--- Start ---
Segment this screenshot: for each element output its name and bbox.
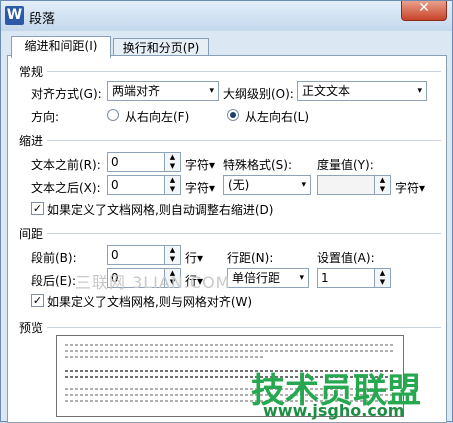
section-general-title: 常规 xyxy=(19,65,44,79)
ltr-radio[interactable] xyxy=(227,109,239,121)
dropdown-arrow-icon: ▾ xyxy=(209,86,214,96)
alignment-value: 两端对齐 xyxy=(112,84,161,98)
spin-down-icon: ▼ xyxy=(169,255,176,263)
watermark-jsgho-url: www.jsgho.com xyxy=(263,401,405,420)
alignment-select[interactable]: 两端对齐 ▾ xyxy=(107,81,219,101)
preview-line xyxy=(65,356,265,358)
auto-adjust-label: 如果定义了文档网格,则自动调整右缩进(D) xyxy=(47,203,274,217)
check-icon: ✓ xyxy=(32,202,43,215)
outline-level-label: 大纲级别(O): xyxy=(223,87,294,101)
grid-align-checkbox[interactable]: ✓ xyxy=(31,294,44,307)
outline-level-select[interactable]: 正文文本 ▾ xyxy=(297,81,427,101)
dropdown-arrow-icon: ▾ xyxy=(301,180,306,190)
indent-after-input[interactable]: 0 xyxy=(107,175,165,195)
section-indent-title: 缩进 xyxy=(19,134,44,148)
space-before-unit[interactable]: 行▾ xyxy=(185,249,203,266)
spin-up-icon: ▲ xyxy=(169,246,176,254)
special-format-label: 特殊格式(S): xyxy=(223,158,293,172)
preview-line xyxy=(65,344,395,346)
auto-adjust-checkbox[interactable]: ✓ xyxy=(31,202,44,215)
space-before-input[interactable]: 0 xyxy=(107,245,165,265)
divider xyxy=(47,327,441,328)
measure-unit[interactable]: 字符▾ xyxy=(395,179,425,196)
spin-up-icon: ▲ xyxy=(379,269,386,277)
indent-before-unit[interactable]: 字符▾ xyxy=(185,156,215,173)
divider xyxy=(47,140,441,141)
measure-spinner[interactable]: ▲ ▼ xyxy=(375,175,391,195)
dropdown-arrow-icon: ▾ xyxy=(419,181,426,195)
section-preview-title: 预览 xyxy=(19,321,44,335)
space-before-label: 段前(B): xyxy=(31,251,77,265)
line-spacing-value: 单倍行距 xyxy=(232,271,281,285)
setting-value-label: 设置值(A): xyxy=(317,251,375,265)
setting-value-spinner[interactable]: ▲ ▼ xyxy=(375,268,391,288)
indent-after-label: 文本之后(X): xyxy=(31,181,101,195)
section-spacing-title: 间距 xyxy=(19,227,44,241)
paragraph-dialog: W 段落 ✕ 缩进和间距(I) 换行和分页(P) 常规 对齐方式(G): 两端对… xyxy=(0,0,453,423)
tab-label: 换行和分页(P) xyxy=(122,41,200,55)
line-spacing-label: 行距(N): xyxy=(227,251,274,265)
alignment-label: 对齐方式(G): xyxy=(31,87,102,101)
indent-before-spinner[interactable]: ▲ ▼ xyxy=(165,152,181,172)
outline-level-value: 正文文本 xyxy=(302,84,351,98)
dropdown-arrow-icon: ▾ xyxy=(197,251,204,265)
indent-after-spinner[interactable]: ▲ ▼ xyxy=(165,175,181,195)
tab-label: 缩进和间距(I) xyxy=(24,39,98,53)
preview-line xyxy=(65,350,395,352)
spin-down-icon: ▼ xyxy=(379,185,386,193)
measure-input[interactable] xyxy=(317,175,375,195)
close-button[interactable]: ✕ xyxy=(401,0,447,21)
indent-before-input[interactable]: 0 xyxy=(107,152,165,172)
title-bar: W 段落 ✕ xyxy=(1,0,452,31)
dialog-title: 段落 xyxy=(29,12,56,27)
space-after-label: 段后(E): xyxy=(31,274,76,288)
setting-value-input[interactable]: 1 xyxy=(317,268,375,288)
direction-label: 方向: xyxy=(31,110,60,124)
spin-up-icon: ▲ xyxy=(379,176,386,184)
watermark-3lian: 三联网 3LIAN.COM xyxy=(75,273,231,292)
spin-down-icon: ▼ xyxy=(379,278,386,286)
ltr-label: 从左向右(L) xyxy=(245,110,310,124)
spin-down-icon: ▼ xyxy=(169,185,176,193)
rtl-radio[interactable] xyxy=(107,109,119,121)
divider xyxy=(47,233,441,234)
dropdown-arrow-icon: ▾ xyxy=(417,86,422,96)
special-format-select[interactable]: (无) ▾ xyxy=(223,175,311,195)
rtl-label: 从右向左(F) xyxy=(125,110,190,124)
dropdown-arrow-icon: ▾ xyxy=(209,158,216,172)
special-format-value: (无) xyxy=(228,178,250,192)
spin-up-icon: ▲ xyxy=(169,153,176,161)
wps-writer-icon: W xyxy=(5,6,24,25)
spin-down-icon: ▼ xyxy=(169,162,176,170)
measure-label: 度量值(Y): xyxy=(317,158,374,172)
dropdown-arrow-icon: ▾ xyxy=(209,181,216,195)
indent-after-unit[interactable]: 字符▾ xyxy=(185,179,215,196)
grid-align-label: 如果定义了文档网格,则与网格对齐(W) xyxy=(47,295,253,309)
tab-indent-spacing[interactable]: 缩进和间距(I) xyxy=(11,36,111,58)
spin-up-icon: ▲ xyxy=(169,176,176,184)
line-spacing-select[interactable]: 单倍行距 ▾ xyxy=(227,268,309,288)
indent-before-label: 文本之前(R): xyxy=(31,158,101,172)
dropdown-arrow-icon: ▾ xyxy=(299,273,304,283)
close-icon: ✕ xyxy=(418,0,430,16)
divider xyxy=(47,71,441,72)
check-icon: ✓ xyxy=(32,294,43,307)
space-before-spinner[interactable]: ▲ ▼ xyxy=(165,245,181,265)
--- End ---
◆ **The problem**
Render every line of the material above as a Markdown table with two columns, Row and Line, numbering each row and skipping blank lines. Leave the pictures out of the answer.

◆ **Response to the exercise**
| Row | Line |
|---|---|
| 1 | Segment this screenshot: for each element output its name and bbox. |
| 2 | section-general-title: 常规 xyxy=(19,65,44,79) |
| 3 | ltr-radio[interactable] xyxy=(227,109,239,121) |
| 4 | dropdown-arrow-icon: ▾ xyxy=(209,86,214,96) |
| 5 | alignment-value: 两端对齐 xyxy=(112,84,161,98) |
| 6 | spin-down-icon: ▼ xyxy=(169,255,176,263) |
| 7 | watermark-jsgho-url: www.jsgho.com xyxy=(263,401,405,420) |
| 8 | alignment-select[interactable]: 两端对齐 ▾ xyxy=(107,81,219,101) |
| 9 | preview-line xyxy=(65,356,265,358) |
| 10 | auto-adjust-label: 如果定义了文档网格,则自动调整右缩进(D) xyxy=(47,203,274,217) |
| 11 | check-icon: ✓ xyxy=(32,202,43,215) |
| 12 | outline-level-label: 大纲级别(O): xyxy=(223,87,294,101) |
| 13 | grid-align-checkbox[interactable]: ✓ xyxy=(31,294,44,307) |
| 14 | outline-level-select[interactable]: 正文文本 ▾ xyxy=(297,81,427,101) |
| 15 | dropdown-arrow-icon: ▾ xyxy=(301,180,306,190) |
| 16 | indent-after-input[interactable]: 0 xyxy=(107,175,165,195) |
| 17 | section-indent-title: 缩进 xyxy=(19,134,44,148) |
| 18 | space-before-unit[interactable]: 行▾ xyxy=(185,249,203,266) |
| 19 | spin-up-icon: ▲ xyxy=(169,246,176,254) |
| 20 | special-format-label: 特殊格式(S): xyxy=(223,158,293,172) |
| 21 | preview-line xyxy=(65,344,395,346) |
| 22 | auto-adjust-checkbox[interactable]: ✓ xyxy=(31,202,44,215) |
| 23 | space-before-input[interactable]: 0 xyxy=(107,245,165,265) |
| 24 | divider xyxy=(47,327,441,328) |
| 25 | measure-unit[interactable]: 字符▾ xyxy=(395,179,425,196) |
| 26 | spin-up-icon: ▲ xyxy=(379,269,386,277) |
| 27 | indent-before-unit[interactable]: 字符▾ xyxy=(185,156,215,173) |
| 28 | divider xyxy=(47,140,441,141) |
| 29 | measure-spinner[interactable]: ▲ ▼ xyxy=(375,175,391,195) |
| 30 | dropdown-arrow-icon: ▾ xyxy=(419,181,426,195) |
| 31 | section-preview-title: 预览 xyxy=(19,321,44,335) |
| 32 | space-before-label: 段前(B): xyxy=(31,251,77,265) |
| 33 | line-spacing-value: 单倍行距 xyxy=(232,271,281,285) |
| 34 | setting-value-label: 设置值(A): xyxy=(317,251,375,265) |
| 35 | setting-value-spinner[interactable]: ▲ ▼ xyxy=(375,268,391,288) |
| 36 | indent-after-label: 文本之后(X): xyxy=(31,181,101,195) |
| 37 | section-spacing-title: 间距 xyxy=(19,227,44,241) |
| 38 | paragraph-dialog: W 段落 ✕ 缩进和间距(I) 换行和分页(P) 常规 对齐方式(G): 两端对… xyxy=(0,0,453,423) |
| 39 | tab-label: 换行和分页(P) xyxy=(122,41,200,55) |
| 40 | line-spacing-label: 行距(N): xyxy=(227,251,274,265) |
| 41 | alignment-label: 对齐方式(G): xyxy=(31,87,102,101) |
| 42 | indent-before-spinner[interactable]: ▲ ▼ xyxy=(165,152,181,172) |
| 43 | outline-level-value: 正文文本 xyxy=(302,84,351,98) |
| 44 | dropdown-arrow-icon: ▾ xyxy=(197,251,204,265) |
| 45 | indent-after-spinner[interactable]: ▲ ▼ xyxy=(165,175,181,195) |
| 46 | tab-label: 缩进和间距(I) xyxy=(24,39,98,53) |
| 47 | preview-line xyxy=(65,350,395,352) |
| 48 | spin-down-icon: ▼ xyxy=(379,185,386,193) |
| 49 | measure-input[interactable] xyxy=(317,175,375,195) |
| 50 | close-button[interactable]: ✕ xyxy=(401,0,447,21) |
| 51 | indent-before-input[interactable]: 0 xyxy=(107,152,165,172) |
| 52 | title-bar: W 段落 ✕ xyxy=(1,0,452,31) |
| 53 | dialog-title: 段落 xyxy=(29,12,56,27) |
| 54 | space-after-label: 段后(E): xyxy=(31,274,76,288) |
| 55 | setting-value-input[interactable]: 1 xyxy=(317,268,375,288) |
| 56 | direction-label: 方向: xyxy=(31,110,60,124) |
| 57 | spin-up-icon: ▲ xyxy=(379,176,386,184) |
| 58 | watermark-3lian: 三联网 3LIAN.COM xyxy=(75,273,231,292) |
| 59 | spin-down-icon: ▼ xyxy=(379,278,386,286) |
| 60 | ltr-label: 从左向右(L) xyxy=(245,110,310,124) |
| 61 | spin-down-icon: ▼ xyxy=(169,185,176,193) |
| 62 | rtl-radio[interactable] xyxy=(107,109,119,121) |
| 63 | divider xyxy=(47,233,441,234) |
| 64 | dropdown-arrow-icon: ▾ xyxy=(417,86,422,96) |
| 65 | special-format-select[interactable]: (无) ▾ xyxy=(223,175,311,195) |
| 66 | rtl-label: 从右向左(F) xyxy=(125,110,190,124) |
| 67 | dropdown-arrow-icon: ▾ xyxy=(209,158,216,172) |
| 68 | special-format-value: (无) xyxy=(228,178,250,192) |
| 69 | spin-up-icon: ▲ xyxy=(169,153,176,161) |
| 70 | wps-writer-icon: W xyxy=(5,6,24,25) |
| 71 | spin-down-icon: ▼ xyxy=(169,162,176,170) |
| 72 | measure-label: 度量值(Y): xyxy=(317,158,374,172) |
| 73 | dropdown-arrow-icon: ▾ xyxy=(209,181,216,195) |
| 74 | indent-after-unit[interactable]: 字符▾ xyxy=(185,179,215,196) |
| 75 | grid-align-label: 如果定义了文档网格,则与网格对齐(W) xyxy=(47,295,253,309) |
| 76 | tab-indent-spacing[interactable]: 缩进和间距(I) xyxy=(11,36,111,58) |
| 77 | spin-up-icon: ▲ xyxy=(169,176,176,184) |
| 78 | line-spacing-select[interactable]: 单倍行距 ▾ xyxy=(227,268,309,288) |
| 79 | indent-before-label: 文本之前(R): xyxy=(31,158,101,172) |
| 80 | dropdown-arrow-icon: ▾ xyxy=(299,273,304,283) |
| 81 | close-icon: ✕ xyxy=(418,0,430,16) |
| 82 | divider xyxy=(47,71,441,72) |
| 83 | check-icon: ✓ xyxy=(32,294,43,307) |
| 84 | space-before-spinner[interactable]: ▲ ▼ xyxy=(165,245,181,265) |